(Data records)

○ ○ ○ ○

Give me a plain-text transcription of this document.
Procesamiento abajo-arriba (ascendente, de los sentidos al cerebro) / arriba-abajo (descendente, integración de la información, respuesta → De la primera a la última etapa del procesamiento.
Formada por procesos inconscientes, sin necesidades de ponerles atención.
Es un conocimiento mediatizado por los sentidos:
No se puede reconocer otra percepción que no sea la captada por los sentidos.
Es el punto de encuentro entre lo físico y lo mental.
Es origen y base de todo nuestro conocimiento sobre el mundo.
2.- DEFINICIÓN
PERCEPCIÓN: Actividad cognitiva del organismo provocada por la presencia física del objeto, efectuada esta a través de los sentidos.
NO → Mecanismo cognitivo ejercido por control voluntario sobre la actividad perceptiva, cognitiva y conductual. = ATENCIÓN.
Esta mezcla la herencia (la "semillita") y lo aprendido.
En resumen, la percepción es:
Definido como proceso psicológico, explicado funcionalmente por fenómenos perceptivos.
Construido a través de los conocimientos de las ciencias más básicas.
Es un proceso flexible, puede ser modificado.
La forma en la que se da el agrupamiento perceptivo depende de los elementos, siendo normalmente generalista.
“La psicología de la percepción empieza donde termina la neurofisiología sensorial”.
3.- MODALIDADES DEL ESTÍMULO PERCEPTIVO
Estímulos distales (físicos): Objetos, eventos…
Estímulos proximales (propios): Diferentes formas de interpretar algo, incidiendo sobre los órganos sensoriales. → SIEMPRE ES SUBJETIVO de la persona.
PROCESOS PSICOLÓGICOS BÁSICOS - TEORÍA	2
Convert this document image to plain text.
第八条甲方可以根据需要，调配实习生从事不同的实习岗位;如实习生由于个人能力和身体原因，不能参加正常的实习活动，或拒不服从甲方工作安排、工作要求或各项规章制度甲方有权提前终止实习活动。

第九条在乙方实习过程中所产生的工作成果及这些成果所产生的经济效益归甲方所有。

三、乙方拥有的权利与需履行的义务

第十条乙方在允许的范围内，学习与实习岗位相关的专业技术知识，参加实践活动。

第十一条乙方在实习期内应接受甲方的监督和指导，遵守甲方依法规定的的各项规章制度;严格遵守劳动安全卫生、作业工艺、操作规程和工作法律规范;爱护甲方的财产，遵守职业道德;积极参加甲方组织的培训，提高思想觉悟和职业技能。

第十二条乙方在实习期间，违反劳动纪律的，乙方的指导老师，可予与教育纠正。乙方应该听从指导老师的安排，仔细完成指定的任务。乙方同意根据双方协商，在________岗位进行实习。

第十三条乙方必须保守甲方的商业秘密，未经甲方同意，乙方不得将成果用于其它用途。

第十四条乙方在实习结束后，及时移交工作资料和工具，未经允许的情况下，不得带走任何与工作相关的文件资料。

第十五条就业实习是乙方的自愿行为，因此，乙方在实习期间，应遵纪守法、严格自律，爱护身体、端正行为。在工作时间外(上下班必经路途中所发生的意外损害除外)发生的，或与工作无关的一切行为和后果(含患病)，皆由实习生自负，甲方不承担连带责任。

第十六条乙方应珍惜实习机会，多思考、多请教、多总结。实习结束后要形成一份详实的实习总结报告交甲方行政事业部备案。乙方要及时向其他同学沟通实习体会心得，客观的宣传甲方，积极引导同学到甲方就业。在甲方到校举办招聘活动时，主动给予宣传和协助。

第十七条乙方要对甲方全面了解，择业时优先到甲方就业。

○ ○ ○ ○

▶ TO BE DONE:
Using the data above, repeat every line exactly.

▶ SOLUTION TO THE EXERCISE:
Give me a plain-text transcription of this document.
Procesamiento abajo-arriba (ascendente, de los sentidos al cerebro) / arriba-abajo (descendente, integración de la información, respuesta → De la primera a la última etapa del procesamiento.
Formada por procesos inconscientes, sin necesidades de ponerles atención.
Es un conocimiento mediatizado por los sentidos:
No se puede reconocer otra percepción que no sea la captada por los sentidos.
Es el punto de encuentro entre lo físico y lo mental.
Es origen y base de todo nuestro conocimiento sobre el mundo.
2.- DEFINICIÓN
PERCEPCIÓN: Actividad cognitiva del organismo provocada por la presencia física del objeto, efectuada esta a través de los sentidos.
NO → Mecanismo cognitivo ejercido por control voluntario sobre la actividad perceptiva, cognitiva y conductual. = ATENCIÓN.
Esta mezcla la herencia (la "semillita") y lo aprendido.
En resumen, la percepción es:
Definido como proceso psicológico, explicado funcionalmente por fenómenos perceptivos.
Construido a través de los conocimientos de las ciencias más básicas.
Es un proceso flexible, puede ser modificado.
La forma en la que se da el agrupamiento perceptivo depende de los elementos, siendo normalmente generalista.
“La psicología de la percepción empieza donde termina la neurofisiología sensorial”.
3.- MODALIDADES DEL ESTÍMULO PERCEPTIVO
Estímulos distales (físicos): Objetos, eventos…
Estímulos proximales (propios): Diferentes formas de interpretar algo, incidiendo sobre los órganos sensoriales. → SIEMPRE ES SUBJETIVO de la persona.
PROCESOS PSICOLÓGICOS BÁSICOS - TEORÍA	2
Convert this document image to plain text.
第八条甲方可以根据需要，调配实习生从事不同的实习岗位;如实习生由于个人能力和身体原因，不能参加正常的实习活动，或拒不服从甲方工作安排、工作要求或各项规章制度甲方有权提前终止实习活动。

第九条在乙方实习过程中所产生的工作成果及这些成果所产生的经济效益归甲方所有。

三、乙方拥有的权利与需履行的义务

第十条乙方在允许的范围内，学习与实习岗位相关的专业技术知识，参加实践活动。

第十一条乙方在实习期内应接受甲方的监督和指导，遵守甲方依法规定的的各项规章制度;严格遵守劳动安全卫生、作业工艺、操作规程和工作法律规范;爱护甲方的财产，遵守职业道德;积极参加甲方组织的培训，提高思想觉悟和职业技能。

第十二条乙方在实习期间，违反劳动纪律的，乙方的指导老师，可予与教育纠正。乙方应该听从指导老师的安排，仔细完成指定的任务。乙方同意根据双方协商，在________岗位进行实习。

第十三条乙方必须保守甲方的商业秘密，未经甲方同意，乙方不得将成果用于其它用途。

第十四条乙方在实习结束后，及时移交工作资料和工具，未经允许的情况下，不得带走任何与工作相关的文件资料。

第十五条就业实习是乙方的自愿行为，因此，乙方在实习期间，应遵纪守法、严格自律，爱护身体、端正行为。在工作时间外(上下班必经路途中所发生的意外损害除外)发生的，或与工作无关的一切行为和后果(含患病)，皆由实习生自负，甲方不承担连带责任。

第十六条乙方应珍惜实习机会，多思考、多请教、多总结。实习结束后要形成一份详实的实习总结报告交甲方行政事业部备案。乙方要及时向其他同学沟通实习体会心得，客观的宣传甲方，积极引导同学到甲方就业。在甲方到校举办招聘活动时，主动给予宣传和协助。

第十七条乙方要对甲方全面了解，择业时优先到甲方就业。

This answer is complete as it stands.